I’ve danced you out time and time again, but here you are. Sitting across the room, glaring at me. I’ve written. I’ve sang my heart out in the car. I’ve learned breathing techniques. I’ve meditated. I’ve given myself countless of pep talks. With each attempt, I gain control of myself for just a few more seconds. Day by day, such slow progress, but I’ll take those few extra seconds any day. Then like a tidal wave, your presence comes crashing down in an attempt to wash away everything I’ve worked on. You show up at birthday dinners, simchas, school, car rides. Who keeps inviting you? Can’t you see you aren’t wanted? I don’t want to be friends. I don’t even want to be acquaintances! Can we go back to being strangers? To the time before you were lurking in the dark corners of my mind, while I denied you were there? The time before you knew I existed would be great!

I’m sick of feeling alone. I’m sick of you making me seem ‘crazy’ and ‘not normal’. I’m sick of hearing your voice telling me to panic over nothing. I’m sick of you bringing up the past and future. I’m sick of you controlling my present, causing me not to be present! I’m sick of you creeping up behind me, closing your hands tightly around my neck whenever I almost forget you exist. I’m sick of you making me suddenly feel like I’m dying when I finally smile—really smile! It’s exhausting, constantly fighting with you for control over my mind and body. Don’t be fooled, I’ll fight you until my very last day. I’ll exploit your tricks to everyone.

You told me to keep this blindfold over my eyes and stay quiet. You said it would protect me. I took it off for less than a second, and funnily enough, I realized I wasn’t alone. I was sitting beside so many familiar faces. I was sitting with people who would obviously be anxious, based on their life circumstances. I was sitting beside others whose causes of anxiety were more of a mystery. Still, I was sitting in a sea of people suffering, because like me, you’ve enrooted yourself in them too.

I tried to speak about you to the others, but every time I open my mouth, your limbs covered it; your voice silenced me. I realized that is where you get your strength from. If I stay quiet, if I succumb to the pressure of societal norms and go with the stigma, you swallow me whole. You will swallow all of us whole.

I don’t feel lonely anymore. I’m stronger because I figured out your weakness. I won’t stay silent and feed your strength a day longer. I will continue to talk to people—someone, anyone—about you. We’ve learned your techniques and tricks. Now we can see when you manipulate us and lie to us. I’m happy, because one day, I’ll be able to look back on the memory of you and laugh. We’ll conquer you. We’ll fight you. We’ll end you. Why? Because together, WE CAN overcome anything.

-- SHORT EXERCISE 1 --
Transcribe the essay on anxiety word for word, starting with "I don’t feel" and going on through "CAN overcome anything.".
-- SHORT EXERCISE 2 --
Summarize the essay on anxiety in two sentences.
The items that come next are separate material and not part of the essay on anxiety.

-- MATERIAL --
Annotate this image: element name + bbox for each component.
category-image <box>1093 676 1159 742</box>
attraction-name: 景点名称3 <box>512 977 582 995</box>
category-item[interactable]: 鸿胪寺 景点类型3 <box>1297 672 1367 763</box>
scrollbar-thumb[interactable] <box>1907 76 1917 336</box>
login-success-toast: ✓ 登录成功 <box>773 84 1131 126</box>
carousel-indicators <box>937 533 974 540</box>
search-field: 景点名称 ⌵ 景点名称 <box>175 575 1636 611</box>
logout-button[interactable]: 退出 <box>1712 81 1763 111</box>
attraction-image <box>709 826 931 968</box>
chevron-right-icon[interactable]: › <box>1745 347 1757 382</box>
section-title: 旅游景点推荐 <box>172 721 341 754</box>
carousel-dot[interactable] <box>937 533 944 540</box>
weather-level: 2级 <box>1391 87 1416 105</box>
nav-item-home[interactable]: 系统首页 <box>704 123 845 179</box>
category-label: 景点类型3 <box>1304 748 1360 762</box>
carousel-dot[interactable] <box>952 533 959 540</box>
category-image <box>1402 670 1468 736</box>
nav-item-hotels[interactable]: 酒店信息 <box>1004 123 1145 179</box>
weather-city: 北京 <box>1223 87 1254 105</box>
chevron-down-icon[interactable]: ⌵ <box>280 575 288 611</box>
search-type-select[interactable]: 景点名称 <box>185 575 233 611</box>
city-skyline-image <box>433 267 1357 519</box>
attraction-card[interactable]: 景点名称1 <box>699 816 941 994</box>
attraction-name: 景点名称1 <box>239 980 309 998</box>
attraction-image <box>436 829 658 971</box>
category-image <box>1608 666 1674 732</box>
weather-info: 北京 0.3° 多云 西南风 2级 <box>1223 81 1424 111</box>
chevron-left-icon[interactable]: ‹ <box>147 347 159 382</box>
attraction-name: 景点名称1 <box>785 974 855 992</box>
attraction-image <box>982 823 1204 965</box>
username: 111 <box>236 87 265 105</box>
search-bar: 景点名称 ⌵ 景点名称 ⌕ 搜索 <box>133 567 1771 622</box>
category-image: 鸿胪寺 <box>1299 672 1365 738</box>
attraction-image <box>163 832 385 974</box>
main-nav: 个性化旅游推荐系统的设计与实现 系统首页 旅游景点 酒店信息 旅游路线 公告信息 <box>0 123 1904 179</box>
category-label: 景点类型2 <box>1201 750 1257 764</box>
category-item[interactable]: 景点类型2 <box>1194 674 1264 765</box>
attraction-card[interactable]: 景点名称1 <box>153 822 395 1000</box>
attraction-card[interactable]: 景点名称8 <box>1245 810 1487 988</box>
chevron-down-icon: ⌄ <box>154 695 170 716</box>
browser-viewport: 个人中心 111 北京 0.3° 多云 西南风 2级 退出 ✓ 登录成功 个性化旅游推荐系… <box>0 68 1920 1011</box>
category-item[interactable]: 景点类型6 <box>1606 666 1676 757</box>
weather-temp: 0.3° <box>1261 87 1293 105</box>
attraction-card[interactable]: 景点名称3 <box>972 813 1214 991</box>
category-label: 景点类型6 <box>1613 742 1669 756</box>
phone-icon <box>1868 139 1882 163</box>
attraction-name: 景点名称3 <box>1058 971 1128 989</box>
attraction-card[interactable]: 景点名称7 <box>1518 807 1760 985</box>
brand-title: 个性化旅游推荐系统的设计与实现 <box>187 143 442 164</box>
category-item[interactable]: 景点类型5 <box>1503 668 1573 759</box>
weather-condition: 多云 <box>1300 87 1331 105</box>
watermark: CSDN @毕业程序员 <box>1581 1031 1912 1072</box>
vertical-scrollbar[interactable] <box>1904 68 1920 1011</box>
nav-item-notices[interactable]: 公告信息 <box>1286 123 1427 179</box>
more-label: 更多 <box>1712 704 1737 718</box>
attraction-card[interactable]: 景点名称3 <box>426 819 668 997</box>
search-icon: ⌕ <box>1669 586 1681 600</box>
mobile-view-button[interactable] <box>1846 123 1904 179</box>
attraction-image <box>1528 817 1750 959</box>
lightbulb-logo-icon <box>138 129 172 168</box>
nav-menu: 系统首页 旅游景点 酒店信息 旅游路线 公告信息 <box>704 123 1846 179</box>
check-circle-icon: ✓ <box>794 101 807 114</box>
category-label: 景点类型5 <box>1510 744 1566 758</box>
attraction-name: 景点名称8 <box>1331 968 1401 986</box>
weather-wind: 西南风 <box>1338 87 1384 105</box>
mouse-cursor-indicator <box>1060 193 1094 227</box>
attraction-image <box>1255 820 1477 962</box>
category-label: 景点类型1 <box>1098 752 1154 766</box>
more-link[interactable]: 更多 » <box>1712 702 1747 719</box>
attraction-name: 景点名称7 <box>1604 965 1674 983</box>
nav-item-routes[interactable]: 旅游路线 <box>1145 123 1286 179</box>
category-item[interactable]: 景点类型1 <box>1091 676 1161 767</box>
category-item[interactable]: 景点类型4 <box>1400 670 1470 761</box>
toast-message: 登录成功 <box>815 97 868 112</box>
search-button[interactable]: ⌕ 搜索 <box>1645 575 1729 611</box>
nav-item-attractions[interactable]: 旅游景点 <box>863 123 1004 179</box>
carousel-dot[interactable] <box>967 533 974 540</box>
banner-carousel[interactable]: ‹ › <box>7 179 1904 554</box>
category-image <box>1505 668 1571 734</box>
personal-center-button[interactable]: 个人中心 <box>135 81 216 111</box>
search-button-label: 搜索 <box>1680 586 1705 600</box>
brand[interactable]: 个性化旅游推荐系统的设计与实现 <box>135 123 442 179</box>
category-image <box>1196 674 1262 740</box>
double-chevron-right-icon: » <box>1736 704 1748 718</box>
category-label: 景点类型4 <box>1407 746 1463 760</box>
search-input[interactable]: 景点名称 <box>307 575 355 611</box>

-- FULL SOLUTION 1 --
I don’t feel lonely anymore. I’m stronger because I figured out your weakness. I won’t stay silent and feed your strength a day longer. I will continue to talk to people—someone, anyone—about you. We’ve learned your techniques and tricks. Now we can see when you manipulate us and lie to us. I’m happy, because one day, I’ll be able to look back on the memory of you and laugh. We’ll conquer you. We’ll fight you. We’ll end you. Why? Because together, WE CAN overcome anything.

-- FULL SOLUTION 2 --
The narrator speaks directly to anxiety, listing attempts to control it such as dancing, writing, singing, breathing techniques, meditation and pep talks, and describing how it keeps returning, bringing feelings of loneliness, of seeming "crazy," and of suddenly dying. After briefly removing a blindfold and seeing many others who suffer too, the narrator realizes that silence feeds anxiety's strength and resolves to keep talking about it, declaring that together they can overcome anything.